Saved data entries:
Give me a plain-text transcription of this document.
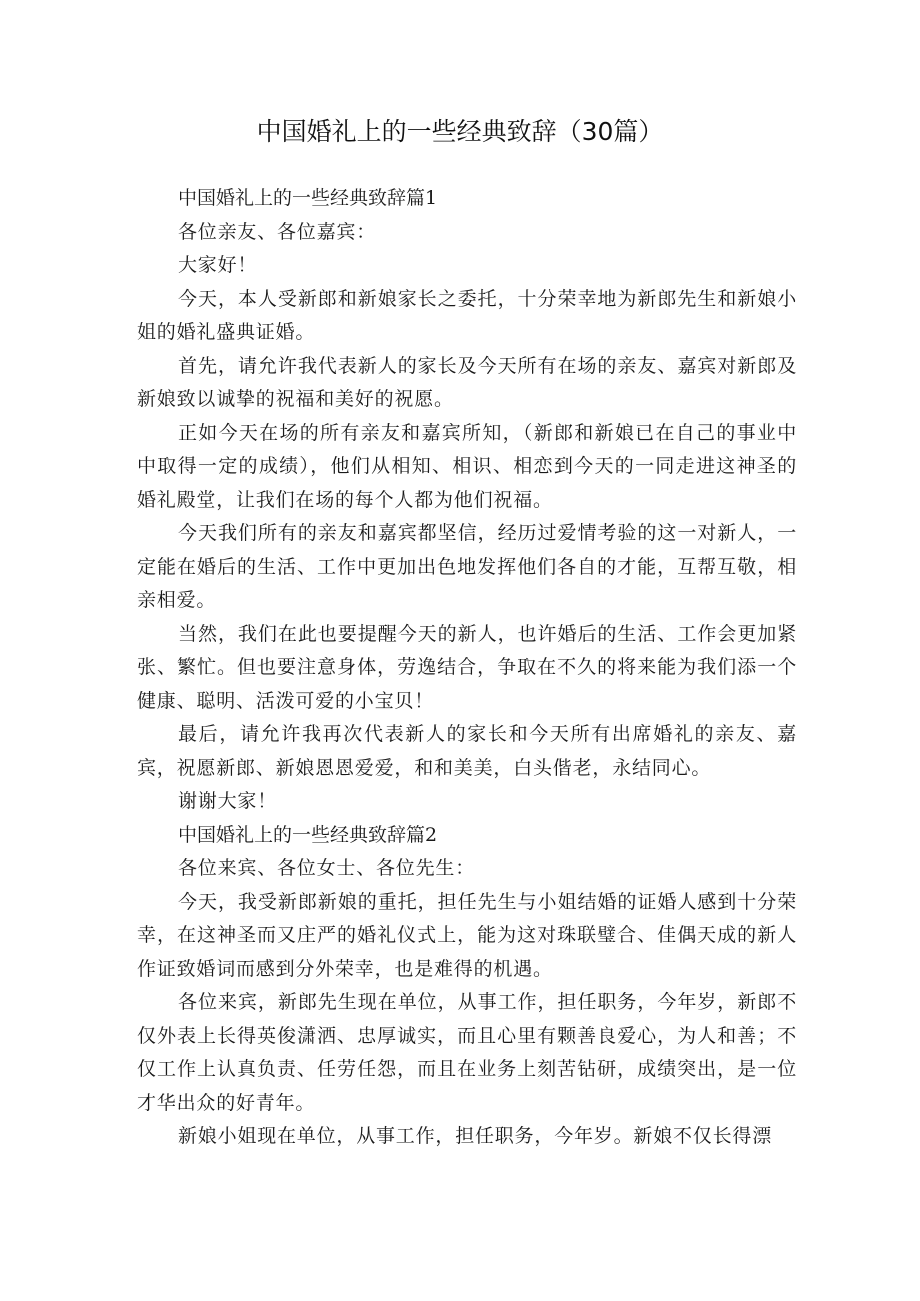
中国婚礼上的一些经典致辞（30篇）

中国婚礼上的一些经典致辞篇1

各位亲友、各位嘉宾：

大家好！

今天，本人受新郎和新娘家长之委托，十分荣幸地为新郎先生和新娘小姐的婚礼盛典证婚。

首先，请允许我代表新人的家长及今天所有在场的亲友、嘉宾对新郎及新娘致以诚挚的祝福和美好的祝愿。

正如今天在场的所有亲友和嘉宾所知，（新郎和新娘已在自己的事业中中取得一定的成绩），他们从相知、相识、相恋到今天的一同走进这神圣的婚礼殿堂，让我们在场的每个人都为他们祝福。

今天我们所有的亲友和嘉宾都坚信，经历过爱情考验的这一对新人，一定能在婚后的生活、工作中更加出色地发挥他们各自的才能，互帮互敬，相亲相爱。

当然，我们在此也要提醒今天的新人，也许婚后的生活、工作会更加紧张、繁忙。但也要注意身体，劳逸结合，争取在不久的将来能为我们添一个健康、聪明、活泼可爱的小宝贝！

最后，请允许我再次代表新人的家长和今天所有出席婚礼的亲友、嘉宾，祝愿新郎、新娘恩恩爱爱，和和美美，白头偕老，永结同心。

谢谢大家！

中国婚礼上的一些经典致辞篇2

各位来宾、各位女士、各位先生：

今天，我受新郎新娘的重托，担任先生与小姐结婚的证婚人感到十分荣幸，在这神圣而又庄严的婚礼仪式上，能为这对珠联璧合、佳偶天成的新人作证致婚词而感到分外荣幸，也是难得的机遇。

各位来宾，新郎先生现在单位，从事工作，担任职务，今年岁，新郎不仅外表上长得英俊潇洒、忠厚诚实，而且心里有颗善良爱心，为人和善；不仅工作上认真负责、任劳任怨，而且在业务上刻苦钻研，成绩突出，是一位才华出众的好青年。

新娘小姐现在单位，从事工作，担任职务，今年岁。新娘不仅长得漂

EXERCISE: Search the data for the word "从事工作" and copy each line where it appears.

ANSWER:
各位来宾，新郎先生现在单位，从事工作，担任职务，今年岁，新郎不仅外表上长得英俊潇洒、忠厚诚实，而且心里有颗善良爱心，为人和善；不仅工作上认真负责、任劳任怨，而且在业务上刻苦钻研，成绩突出，是一位才华出众的好青年。
新娘小姐现在单位，从事工作，担任职务，今年岁。新娘不仅长得漂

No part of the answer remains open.